Angel Mounds State Historic Site in Evansville and Indiana University’s Lilly Library in Bloomington are two museums among 16 nationwide receiving grants from Lilly Endowment Inc. as part of the philanthropic foundation’s Religion and Cultural Institutions Initiative.

Indianapolis-based Lilly Endowment awarded grants totaling more than $39 million to assist museums in developing exhibitions and education programs to portray the role of religion in what the foundation describes as a fair and accurate context.

“Museums and other cultural institutions are some of the most trusted organizations in American life today, and they play a vital role in teaching visitors about the world,” said Christopher Coble, Lilly Endowment’s vice president for religion, in a prepared statement. “These organizations will undertake efforts to help visitors understand and appreciate the religious beliefs and practices of diverse religious communities and the impact that religion has had and continues to have on society.”

The 16 grants range from $1.9 million to $3 million.

The roster of recipients includes the National Museum of African American Music, which opened in Nashville, Tennessee, in 2021. The museum plans to develop an exhibition based on the Fisk Jubilee Singers, a group of performers at Nashville’s Fisk University that increased awareness of Black spirituals in the late 1800s.

In Indiana, Angel Mounds State Historic Site will renovate its interpretive center to focus on the lives of Indigenous people who lived in a community established between the years 1000 and 1450. Angel Mounds, managed by the Indiana State Museum and Historic Sites, is made up of 12 earthen mounds that were used for ceremonial and residential purposes.

________________

Directive 1
Print the listing word for word, from its first line up to and including the line with "text-line: ⑦风湿性疾病 <box>114 324 684 348</box>".

Excerpted records

________________

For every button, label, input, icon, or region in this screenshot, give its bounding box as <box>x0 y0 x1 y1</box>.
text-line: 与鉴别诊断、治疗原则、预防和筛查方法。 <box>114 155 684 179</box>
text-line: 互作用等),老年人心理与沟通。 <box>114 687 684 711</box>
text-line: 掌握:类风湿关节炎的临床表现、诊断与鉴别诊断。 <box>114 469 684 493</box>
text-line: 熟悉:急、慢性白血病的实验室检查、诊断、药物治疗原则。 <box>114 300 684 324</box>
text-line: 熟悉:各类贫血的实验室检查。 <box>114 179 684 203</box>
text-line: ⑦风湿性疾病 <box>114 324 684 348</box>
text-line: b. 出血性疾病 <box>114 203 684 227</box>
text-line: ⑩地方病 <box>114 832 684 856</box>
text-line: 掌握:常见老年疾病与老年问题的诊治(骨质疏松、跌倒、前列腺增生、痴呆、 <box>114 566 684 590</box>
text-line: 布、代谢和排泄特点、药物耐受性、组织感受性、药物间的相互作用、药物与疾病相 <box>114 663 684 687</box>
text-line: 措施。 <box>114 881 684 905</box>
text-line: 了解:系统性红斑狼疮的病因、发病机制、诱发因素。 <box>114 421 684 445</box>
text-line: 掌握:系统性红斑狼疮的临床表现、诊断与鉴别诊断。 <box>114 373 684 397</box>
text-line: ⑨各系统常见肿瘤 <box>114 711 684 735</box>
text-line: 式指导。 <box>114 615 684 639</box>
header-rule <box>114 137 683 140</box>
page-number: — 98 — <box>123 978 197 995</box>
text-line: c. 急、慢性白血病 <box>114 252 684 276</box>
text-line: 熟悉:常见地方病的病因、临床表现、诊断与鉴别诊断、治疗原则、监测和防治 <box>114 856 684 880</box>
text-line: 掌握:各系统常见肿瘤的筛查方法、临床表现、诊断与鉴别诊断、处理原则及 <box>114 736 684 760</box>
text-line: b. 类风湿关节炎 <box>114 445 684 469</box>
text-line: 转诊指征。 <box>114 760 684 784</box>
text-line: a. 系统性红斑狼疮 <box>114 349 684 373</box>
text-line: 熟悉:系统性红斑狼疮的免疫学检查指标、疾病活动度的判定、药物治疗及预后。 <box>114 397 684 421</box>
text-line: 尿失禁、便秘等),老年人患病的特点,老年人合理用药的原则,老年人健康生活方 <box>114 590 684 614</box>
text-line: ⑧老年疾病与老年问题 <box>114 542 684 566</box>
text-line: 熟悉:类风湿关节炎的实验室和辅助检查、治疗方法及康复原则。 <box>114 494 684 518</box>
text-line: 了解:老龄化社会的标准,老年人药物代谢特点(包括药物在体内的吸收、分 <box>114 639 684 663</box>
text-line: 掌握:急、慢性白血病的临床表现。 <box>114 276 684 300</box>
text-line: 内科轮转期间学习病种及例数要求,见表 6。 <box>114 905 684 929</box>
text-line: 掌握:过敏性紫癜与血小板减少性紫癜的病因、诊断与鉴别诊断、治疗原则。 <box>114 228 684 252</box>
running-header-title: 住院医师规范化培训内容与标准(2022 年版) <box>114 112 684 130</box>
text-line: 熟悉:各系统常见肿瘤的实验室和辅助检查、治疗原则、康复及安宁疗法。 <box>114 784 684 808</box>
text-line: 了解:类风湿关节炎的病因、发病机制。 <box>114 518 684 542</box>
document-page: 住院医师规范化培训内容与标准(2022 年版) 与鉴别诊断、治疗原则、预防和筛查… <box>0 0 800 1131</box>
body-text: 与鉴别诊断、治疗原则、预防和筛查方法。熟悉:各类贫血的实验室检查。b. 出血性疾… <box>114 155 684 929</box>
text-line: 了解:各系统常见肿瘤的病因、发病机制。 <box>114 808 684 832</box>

________________

Directive 2
List every dollar amount mentioned in the text about the Lilly Endowment grants.

Exercise output 1
For every button, label, input, icon, or region in this screenshot, give its bounding box as <box>x0 y0 x1 y1</box>.
text-line: 与鉴别诊断、治疗原则、预防和筛查方法。 <box>114 155 684 179</box>
text-line: 互作用等),老年人心理与沟通。 <box>114 687 684 711</box>
text-line: 掌握:类风湿关节炎的临床表现、诊断与鉴别诊断。 <box>114 469 684 493</box>
text-line: 熟悉:急、慢性白血病的实验室检查、诊断、药物治疗原则。 <box>114 300 684 324</box>
text-line: 熟悉:各类贫血的实验室检查。 <box>114 179 684 203</box>
text-line: ⑦风湿性疾病 <box>114 324 684 348</box>

Exercise output 2
- more than $39 million
- $1.9 million
- $3 million